_TASK TO CARRY OUT_
Write each entry again exactly as shown, but without the images it holds.
───
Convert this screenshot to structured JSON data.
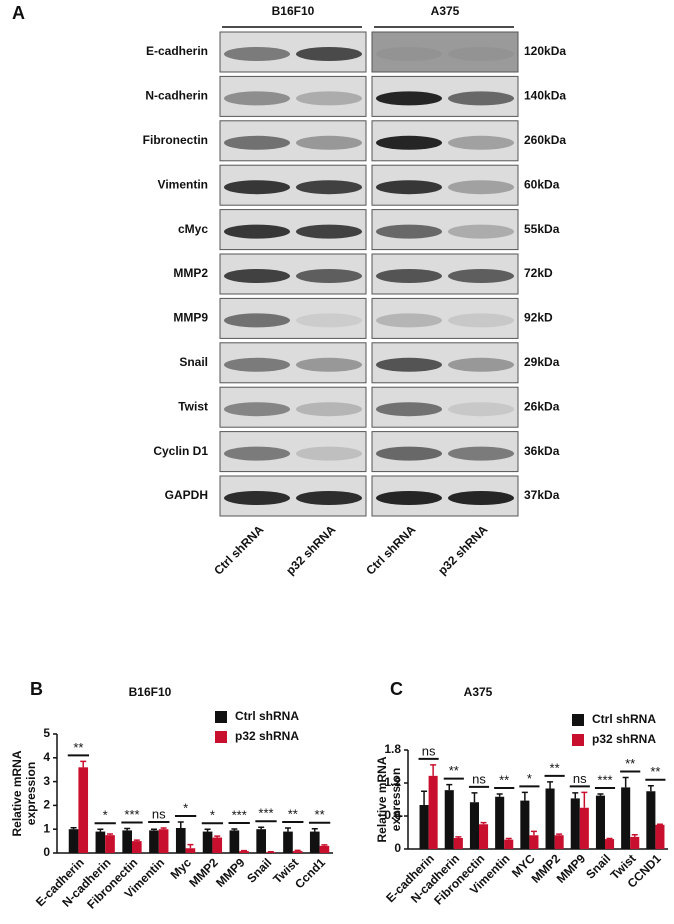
{
  "blot": {
    "panel_label": "A",
    "groups": [
      "B16F10",
      "A375"
    ],
    "lanes": [
      "Ctrl shRNA",
      "p32 shRNA",
      "Ctrl shRNA",
      "p32 shRNA"
    ],
    "proteins": [
      "E-cadherin",
      "N-cadherin",
      "Fibronectin",
      "Vimentin",
      "cMyc",
      "MMP2",
      "MMP9",
      "Snail",
      "Twist",
      "Cyclin D1",
      "GAPDH"
    ],
    "sizes": [
      "120kDa",
      "140kDa",
      "260kDa",
      "60kDa",
      "55kDa",
      "72kD",
      "92kD",
      "29kDa",
      "26kDa",
      "36kDa",
      "37kDa"
    ]
  },
  "chart_data": [
    {
      "type": "bar",
      "panel_label": "B",
      "title": "B16F10",
      "y_label": [
        "Relative mRNA",
        "expression"
      ],
      "categories": [
        "E-cadherin",
        "N-cadherin",
        "Fibronectin",
        "Vimentin",
        "Myc",
        "MMP2",
        "MMP9",
        "Snail",
        "Twist",
        "Ccnd1"
      ],
      "series": [
        {
          "name": "Ctrl shRNA",
          "color": "#111111",
          "values": [
            1.0,
            0.9,
            0.95,
            0.95,
            1.05,
            0.9,
            0.95,
            1.0,
            0.9,
            0.9
          ],
          "errors": [
            0.06,
            0.1,
            0.08,
            0.05,
            0.25,
            0.1,
            0.06,
            0.08,
            0.15,
            0.12
          ]
        },
        {
          "name": "p32 shRNA",
          "color": "#c8102e",
          "values": [
            3.6,
            0.75,
            0.5,
            1.0,
            0.2,
            0.65,
            0.08,
            0.03,
            0.08,
            0.3
          ],
          "errors": [
            0.25,
            0.05,
            0.04,
            0.05,
            0.15,
            0.06,
            0.02,
            0.02,
            0.03,
            0.04
          ]
        }
      ],
      "significance": [
        "**",
        "*",
        "***",
        "ns",
        "*",
        "*",
        "***",
        "***",
        "**",
        "**"
      ],
      "ylim": [
        0,
        5
      ],
      "yticks": [
        0,
        1,
        2,
        3,
        4,
        5
      ]
    },
    {
      "type": "bar",
      "panel_label": "C",
      "title": "A375",
      "y_label": [
        "Relative mRNA",
        "expression"
      ],
      "categories": [
        "E-cadherin",
        "N-cadherin",
        "Fibronectin",
        "Vimentin",
        "MYC",
        "MMP2",
        "MMP9",
        "Snail",
        "Twist",
        "CCND1"
      ],
      "series": [
        {
          "name": "Ctrl shRNA",
          "color": "#111111",
          "values": [
            0.8,
            1.07,
            0.85,
            0.95,
            0.88,
            1.1,
            0.92,
            0.97,
            1.12,
            1.05
          ],
          "errors": [
            0.25,
            0.1,
            0.17,
            0.05,
            0.15,
            0.12,
            0.1,
            0.03,
            0.18,
            0.1
          ]
        },
        {
          "name": "p32 shRNA",
          "color": "#c8102e",
          "values": [
            1.33,
            0.2,
            0.45,
            0.17,
            0.25,
            0.25,
            0.75,
            0.18,
            0.22,
            0.44
          ],
          "errors": [
            0.2,
            0.02,
            0.03,
            0.02,
            0.07,
            0.02,
            0.28,
            0.01,
            0.04,
            0.01
          ]
        }
      ],
      "significance": [
        "ns",
        "**",
        "ns",
        "**",
        "*",
        "**",
        "ns",
        "***",
        "**",
        "**"
      ],
      "ylim": [
        0,
        1.8
      ],
      "yticks": [
        0,
        0.6,
        1.2,
        1.8
      ]
    }
  ]
}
───
_RESPONSE TO THIS TASK_
Convert this screenshot to structured JSON data.
{
  "blot": {
    "panel_label": "A",
    "groups": [
      "B16F10",
      "A375"
    ],
    "lanes": [
      "Ctrl shRNA",
      "p32 shRNA",
      "Ctrl shRNA",
      "p32 shRNA"
    ],
    "proteins": [
      "E-cadherin",
      "N-cadherin",
      "Fibronectin",
      "Vimentin",
      "cMyc",
      "MMP2",
      "MMP9",
      "Snail",
      "Twist",
      "Cyclin D1",
      "GAPDH"
    ],
    "sizes": [
      "120kDa",
      "140kDa",
      "260kDa",
      "60kDa",
      "55kDa",
      "72kD",
      "92kD",
      "29kDa",
      "26kDa",
      "36kDa",
      "37kDa"
    ]
  },
  "chart_data": [
    {
      "type": "bar",
      "panel_label": "B",
      "title": "B16F10",
      "y_label": [
        "Relative mRNA",
        "expression"
      ],
      "categories": [
        "E-cadherin",
        "N-cadherin",
        "Fibronectin",
        "Vimentin",
        "Myc",
        "MMP2",
        "MMP9",
        "Snail",
        "Twist",
        "Ccnd1"
      ],
      "series": [
        {
          "name": "Ctrl shRNA",
          "color": "#111111",
          "values": [
            1.0,
            0.9,
            0.95,
            0.95,
            1.05,
            0.9,
            0.95,
            1.0,
            0.9,
            0.9
          ],
          "errors": [
            0.06,
            0.1,
            0.08,
            0.05,
            0.25,
            0.1,
            0.06,
            0.08,
            0.15,
            0.12
          ]
        },
        {
          "name": "p32 shRNA",
          "color": "#c8102e",
          "values": [
            3.6,
            0.75,
            0.5,
            1.0,
            0.2,
            0.65,
            0.08,
            0.03,
            0.08,
            0.3
          ],
          "errors": [
            0.25,
            0.05,
            0.04,
            0.05,
            0.15,
            0.06,
            0.02,
            0.02,
            0.03,
            0.04
          ]
        }
      ],
      "significance": [
        "**",
        "*",
        "***",
        "ns",
        "*",
        "*",
        "***",
        "***",
        "**",
        "**"
      ],
      "ylim": [
        0,
        5
      ],
      "yticks": [
        0,
        1,
        2,
        3,
        4,
        5
      ]
    },
    {
      "type": "bar",
      "panel_label": "C",
      "title": "A375",
      "y_label": [
        "Relative mRNA",
        "expression"
      ],
      "categories": [
        "E-cadherin",
        "N-cadherin",
        "Fibronectin",
        "Vimentin",
        "MYC",
        "MMP2",
        "MMP9",
        "Snail",
        "Twist",
        "CCND1"
      ],
      "series": [
        {
          "name": "Ctrl shRNA",
          "color": "#111111",
          "values": [
            0.8,
            1.07,
            0.85,
            0.95,
            0.88,
            1.1,
            0.92,
            0.97,
            1.12,
            1.05
          ],
          "errors": [
            0.25,
            0.1,
            0.17,
            0.05,
            0.15,
            0.12,
            0.1,
            0.03,
            0.18,
            0.1
          ]
        },
        {
          "name": "p32 shRNA",
          "color": "#c8102e",
          "values": [
            1.33,
            0.2,
            0.45,
            0.17,
            0.25,
            0.25,
            0.75,
            0.18,
            0.22,
            0.44
          ],
          "errors": [
            0.2,
            0.02,
            0.03,
            0.02,
            0.07,
            0.02,
            0.28,
            0.01,
            0.04,
            0.01
          ]
        }
      ],
      "significance": [
        "ns",
        "**",
        "ns",
        "**",
        "*",
        "**",
        "ns",
        "***",
        "**",
        "**"
      ],
      "ylim": [
        0,
        1.8
      ],
      "yticks": [
        0,
        0.6,
        1.2,
        1.8
      ]
    }
  ]
}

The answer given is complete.